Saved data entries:

────────────────

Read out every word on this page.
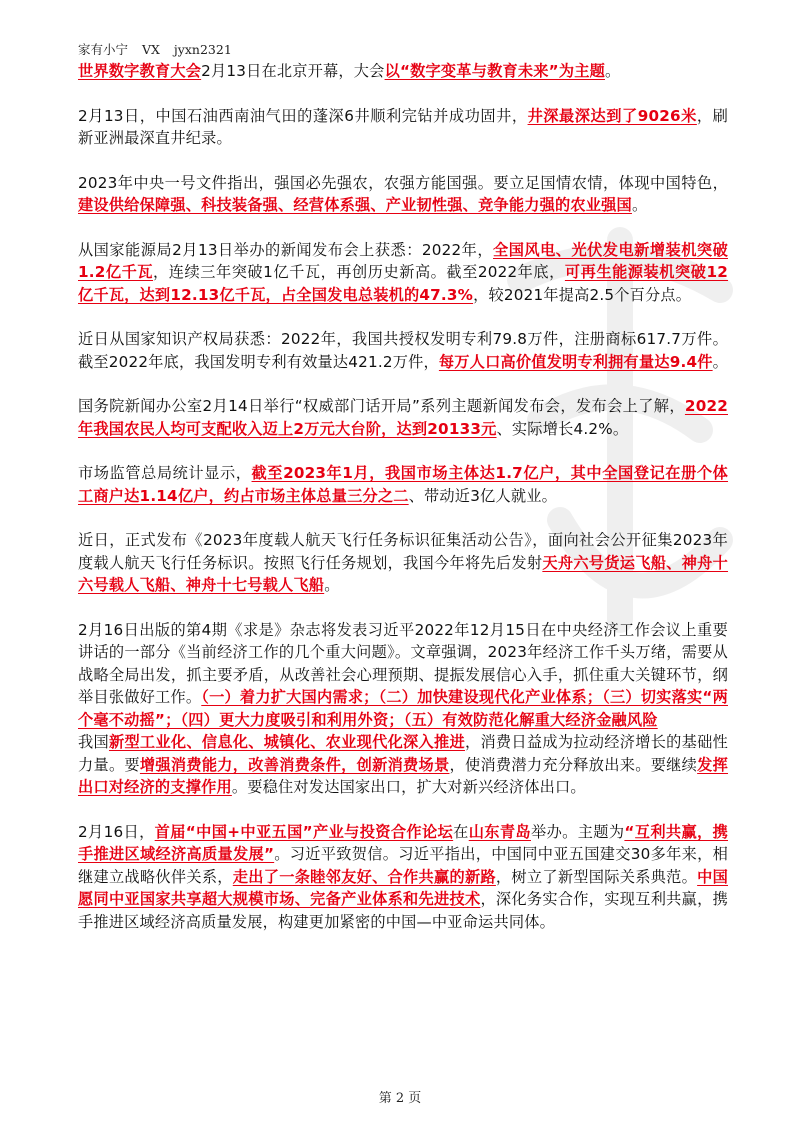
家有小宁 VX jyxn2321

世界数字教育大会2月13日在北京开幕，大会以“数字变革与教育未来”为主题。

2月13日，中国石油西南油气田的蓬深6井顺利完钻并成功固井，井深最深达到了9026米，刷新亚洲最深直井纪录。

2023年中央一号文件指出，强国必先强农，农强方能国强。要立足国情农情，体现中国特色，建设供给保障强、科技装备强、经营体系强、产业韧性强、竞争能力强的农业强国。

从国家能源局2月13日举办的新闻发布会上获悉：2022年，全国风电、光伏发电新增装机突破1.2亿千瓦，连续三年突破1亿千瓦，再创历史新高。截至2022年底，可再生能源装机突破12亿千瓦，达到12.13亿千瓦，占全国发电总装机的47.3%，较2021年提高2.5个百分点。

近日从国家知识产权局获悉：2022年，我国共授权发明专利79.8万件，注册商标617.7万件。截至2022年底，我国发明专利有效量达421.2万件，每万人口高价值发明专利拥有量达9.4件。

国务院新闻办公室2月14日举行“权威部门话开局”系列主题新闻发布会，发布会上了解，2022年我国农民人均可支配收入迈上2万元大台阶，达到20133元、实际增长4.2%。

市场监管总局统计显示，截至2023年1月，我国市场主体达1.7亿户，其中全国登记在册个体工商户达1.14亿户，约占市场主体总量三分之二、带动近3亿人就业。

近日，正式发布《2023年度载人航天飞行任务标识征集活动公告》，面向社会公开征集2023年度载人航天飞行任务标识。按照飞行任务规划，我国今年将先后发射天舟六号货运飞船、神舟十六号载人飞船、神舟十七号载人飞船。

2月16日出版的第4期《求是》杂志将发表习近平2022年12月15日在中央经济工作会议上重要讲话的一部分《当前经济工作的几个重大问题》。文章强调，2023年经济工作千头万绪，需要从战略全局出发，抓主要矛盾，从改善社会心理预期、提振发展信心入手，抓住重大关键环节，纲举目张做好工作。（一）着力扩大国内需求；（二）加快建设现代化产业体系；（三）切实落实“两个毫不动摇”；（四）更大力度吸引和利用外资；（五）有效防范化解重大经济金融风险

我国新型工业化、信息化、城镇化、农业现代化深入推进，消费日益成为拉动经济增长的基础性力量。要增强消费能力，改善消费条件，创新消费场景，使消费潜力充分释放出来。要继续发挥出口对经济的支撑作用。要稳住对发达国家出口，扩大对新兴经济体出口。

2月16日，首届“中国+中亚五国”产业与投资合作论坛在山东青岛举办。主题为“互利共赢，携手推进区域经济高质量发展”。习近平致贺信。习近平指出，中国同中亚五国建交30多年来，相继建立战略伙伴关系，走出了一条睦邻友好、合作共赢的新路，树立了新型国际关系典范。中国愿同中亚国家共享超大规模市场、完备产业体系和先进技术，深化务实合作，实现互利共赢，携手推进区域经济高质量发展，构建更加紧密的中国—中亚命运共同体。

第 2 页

────────────────

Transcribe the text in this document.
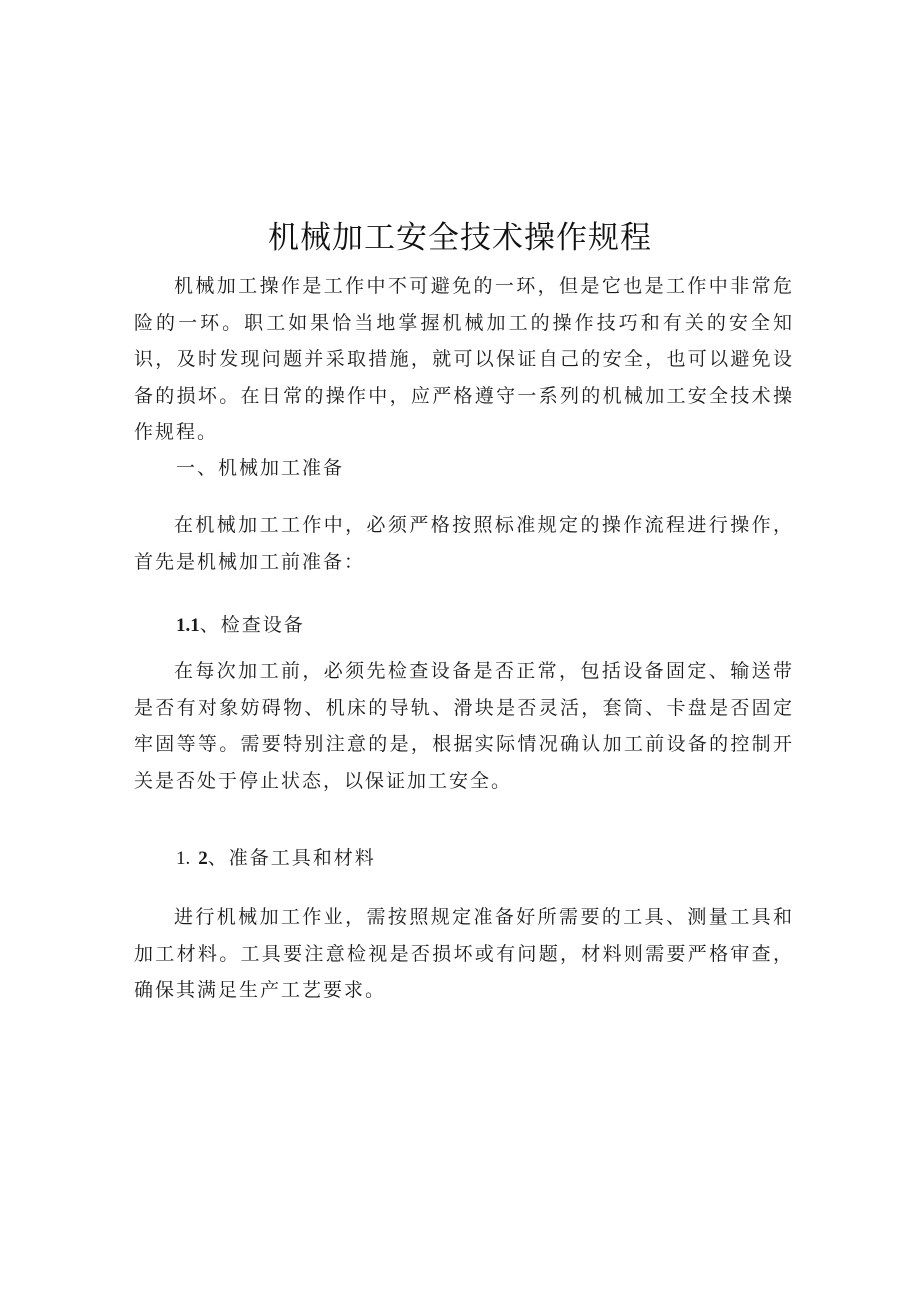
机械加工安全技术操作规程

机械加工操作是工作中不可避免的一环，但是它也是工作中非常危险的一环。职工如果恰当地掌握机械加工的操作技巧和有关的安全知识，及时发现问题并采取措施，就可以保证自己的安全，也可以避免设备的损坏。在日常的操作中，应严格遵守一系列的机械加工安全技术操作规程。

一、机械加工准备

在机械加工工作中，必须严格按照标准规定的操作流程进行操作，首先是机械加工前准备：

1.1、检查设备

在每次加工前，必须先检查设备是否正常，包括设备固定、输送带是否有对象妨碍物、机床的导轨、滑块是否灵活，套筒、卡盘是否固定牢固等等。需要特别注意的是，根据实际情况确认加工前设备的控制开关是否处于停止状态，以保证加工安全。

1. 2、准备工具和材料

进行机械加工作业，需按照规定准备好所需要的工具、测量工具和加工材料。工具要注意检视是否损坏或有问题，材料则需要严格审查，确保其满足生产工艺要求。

────────────────

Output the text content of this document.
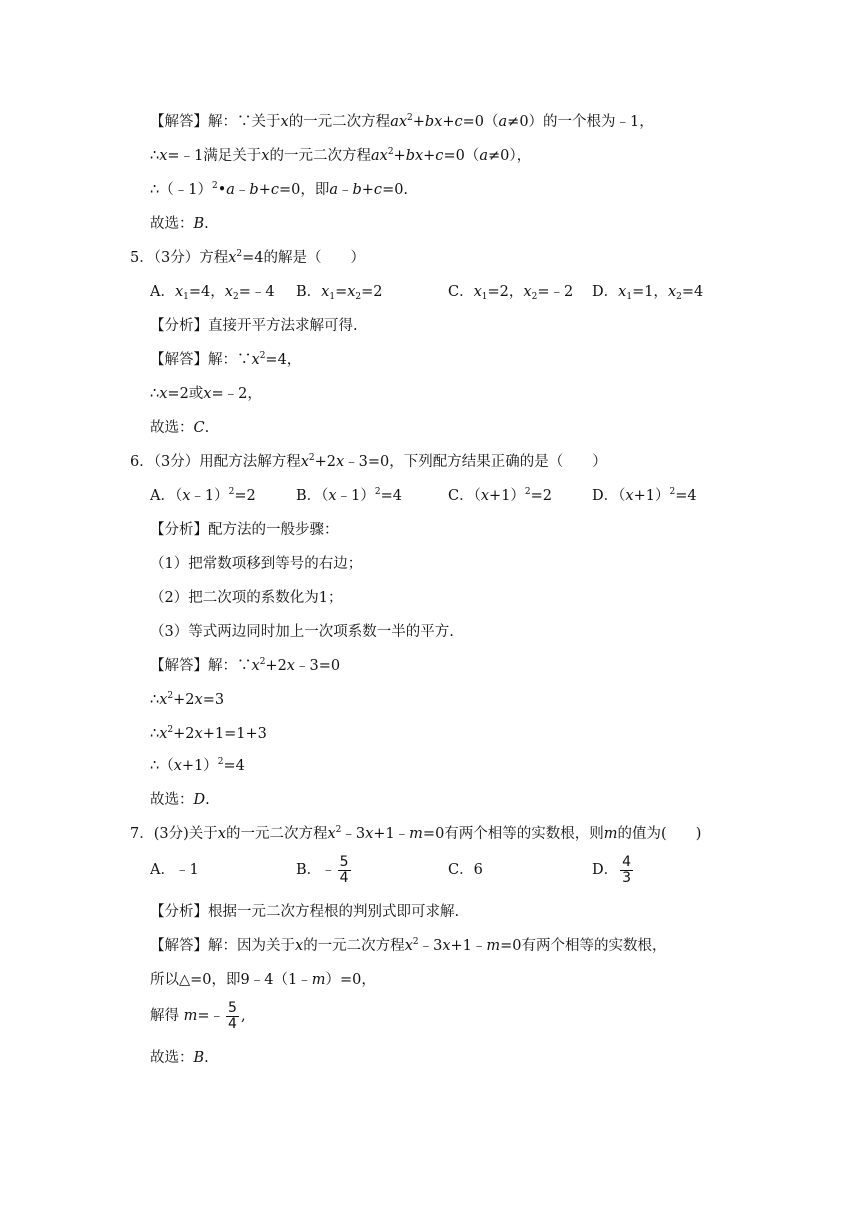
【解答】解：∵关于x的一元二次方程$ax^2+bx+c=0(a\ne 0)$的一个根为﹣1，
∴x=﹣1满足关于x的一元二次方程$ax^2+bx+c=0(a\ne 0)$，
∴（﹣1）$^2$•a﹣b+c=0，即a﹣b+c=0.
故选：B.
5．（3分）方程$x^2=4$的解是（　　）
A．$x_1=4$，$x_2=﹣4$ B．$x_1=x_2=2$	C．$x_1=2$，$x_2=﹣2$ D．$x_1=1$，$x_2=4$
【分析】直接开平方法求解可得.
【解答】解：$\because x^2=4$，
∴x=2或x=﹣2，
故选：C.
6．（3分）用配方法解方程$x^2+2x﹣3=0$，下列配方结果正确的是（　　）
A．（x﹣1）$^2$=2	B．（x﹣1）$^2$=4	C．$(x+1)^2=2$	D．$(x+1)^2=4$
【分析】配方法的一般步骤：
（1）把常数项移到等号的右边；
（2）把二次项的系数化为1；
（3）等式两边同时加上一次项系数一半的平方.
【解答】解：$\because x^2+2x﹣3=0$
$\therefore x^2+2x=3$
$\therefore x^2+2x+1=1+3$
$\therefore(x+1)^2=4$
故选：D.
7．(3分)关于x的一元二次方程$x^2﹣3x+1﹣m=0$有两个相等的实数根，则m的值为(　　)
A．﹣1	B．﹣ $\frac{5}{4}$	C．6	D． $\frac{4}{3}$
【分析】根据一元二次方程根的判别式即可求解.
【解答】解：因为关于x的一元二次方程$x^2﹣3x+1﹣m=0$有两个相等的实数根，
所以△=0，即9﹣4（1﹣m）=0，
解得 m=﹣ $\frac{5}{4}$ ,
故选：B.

────────────────

▶ Job: Each line above that holds the string "document" should be copied and shown.

▶ Correct response:
Transcribe the text in this document.
Output the text content of this document.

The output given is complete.